Format the part of the data that opens with the line containing "Bar [90, 63, 227, 76]" and closes with the line containing "Text: 60,4%: 60,4% [494, 38, 531, 51]", both ends included, as a JSON list of strings. Use one string per line and leave out blank lines.

Element location listings
● ● ● ● ● ● ●

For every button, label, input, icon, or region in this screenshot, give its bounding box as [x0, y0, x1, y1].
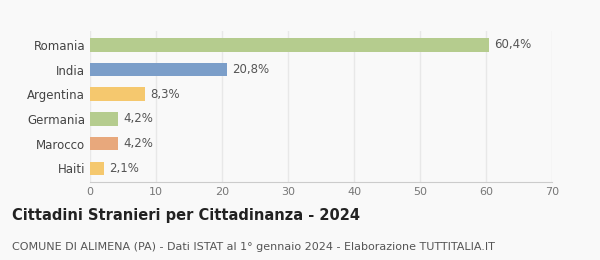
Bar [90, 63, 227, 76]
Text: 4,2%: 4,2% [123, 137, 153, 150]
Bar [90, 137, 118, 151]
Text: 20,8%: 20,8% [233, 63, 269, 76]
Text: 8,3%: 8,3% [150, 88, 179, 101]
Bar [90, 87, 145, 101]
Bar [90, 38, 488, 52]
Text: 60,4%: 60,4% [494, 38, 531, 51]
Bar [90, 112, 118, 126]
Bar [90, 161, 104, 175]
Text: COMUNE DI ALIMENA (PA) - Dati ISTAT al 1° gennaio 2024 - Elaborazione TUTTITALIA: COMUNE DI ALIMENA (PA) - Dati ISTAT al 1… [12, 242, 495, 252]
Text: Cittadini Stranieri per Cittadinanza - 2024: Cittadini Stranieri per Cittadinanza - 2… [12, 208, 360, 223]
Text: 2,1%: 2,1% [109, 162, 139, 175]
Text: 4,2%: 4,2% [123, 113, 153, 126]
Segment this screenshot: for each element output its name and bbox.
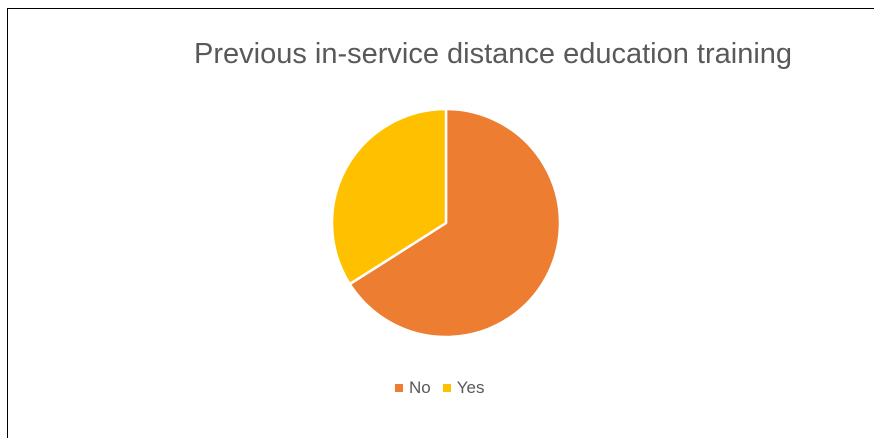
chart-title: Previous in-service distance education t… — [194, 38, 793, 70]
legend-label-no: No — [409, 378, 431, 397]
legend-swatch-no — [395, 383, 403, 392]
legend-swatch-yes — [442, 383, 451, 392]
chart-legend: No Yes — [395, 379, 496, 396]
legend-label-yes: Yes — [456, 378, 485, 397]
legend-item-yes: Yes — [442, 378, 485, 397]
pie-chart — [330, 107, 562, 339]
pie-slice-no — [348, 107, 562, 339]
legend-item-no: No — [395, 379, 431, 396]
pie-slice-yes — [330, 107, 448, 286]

● ● ● ● ● ● ●

**Written solution:**
[
  "Bar [90, 63, 227, 76]",
  "Text: 4,2%: 4,2% [123, 137, 153, 150]",
  "Bar [90, 137, 118, 151]",
  "Text: 20,8%: 20,8% [233, 63, 269, 76]",
  "Text: 8,3%: 8,3% [150, 88, 179, 101]",
  "Bar [90, 87, 145, 101]",
  "Bar [90, 38, 488, 52]",
  "Text: 60,4%: 60,4% [494, 38, 531, 51]"
]